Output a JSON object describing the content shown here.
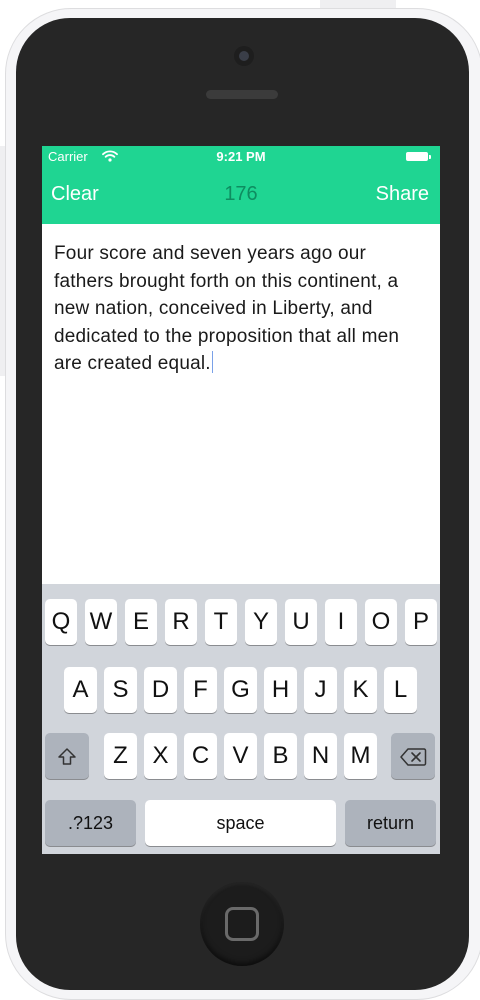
{
  "status_bar": {
    "carrier": "Carrier",
    "time": "9:21 PM"
  },
  "nav": {
    "left_label": "Clear",
    "count": "176",
    "right_label": "Share"
  },
  "editor": {
    "text": "Four score and seven years ago our fathers brought forth on this continent, a new nation, conceived in Liberty, and dedicated to the proposition that all men are created equal."
  },
  "keyboard": {
    "row1": [
      "Q",
      "W",
      "E",
      "R",
      "T",
      "Y",
      "U",
      "I",
      "O",
      "P"
    ],
    "row2": [
      "A",
      "S",
      "D",
      "F",
      "G",
      "H",
      "J",
      "K",
      "L"
    ],
    "row3": [
      "Z",
      "X",
      "C",
      "V",
      "B",
      "N",
      "M"
    ],
    "numbers_label": ".?123",
    "space_label": "space",
    "return_label": "return"
  },
  "icons": {
    "wifi": "wifi-icon",
    "battery": "battery-icon",
    "shift": "shift-icon",
    "delete": "delete-icon",
    "home": "home-button-icon"
  },
  "colors": {
    "accent": "#1fd592",
    "counter": "#0e8d60",
    "keyboard_bg": "#d1d5db"
  }
}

════════════════════

## What the exercise asks
Omit every picture, then reproduce the rest of the listing exactly.

## Exercise response
Output a JSON object describing the content shown here.
{
  "status_bar": {
    "carrier": "Carrier",
    "time": "9:21 PM"
  },
  "nav": {
    "left_label": "Clear",
    "count": "176",
    "right_label": "Share"
  },
  "editor": {
    "text": "Four score and seven years ago our fathers brought forth on this continent, a new nation, conceived in Liberty, and dedicated to the proposition that all men are created equal."
  },
  "keyboard": {
    "row1": [
      "Q",
      "W",
      "E",
      "R",
      "T",
      "Y",
      "U",
      "I",
      "O",
      "P"
    ],
    "row2": [
      "A",
      "S",
      "D",
      "F",
      "G",
      "H",
      "J",
      "K",
      "L"
    ],
    "row3": [
      "Z",
      "X",
      "C",
      "V",
      "B",
      "N",
      "M"
    ],
    "numbers_label": ".?123",
    "space_label": "space",
    "return_label": "return"
  },
  "icons": {
    "wifi": "wifi-icon",
    "battery": "battery-icon",
    "shift": "shift-icon",
    "delete": "delete-icon",
    "home": "home-button-icon"
  },
  "colors": {
    "accent": "#1fd592",
    "counter": "#0e8d60",
    "keyboard_bg": "#d1d5db"
  }
}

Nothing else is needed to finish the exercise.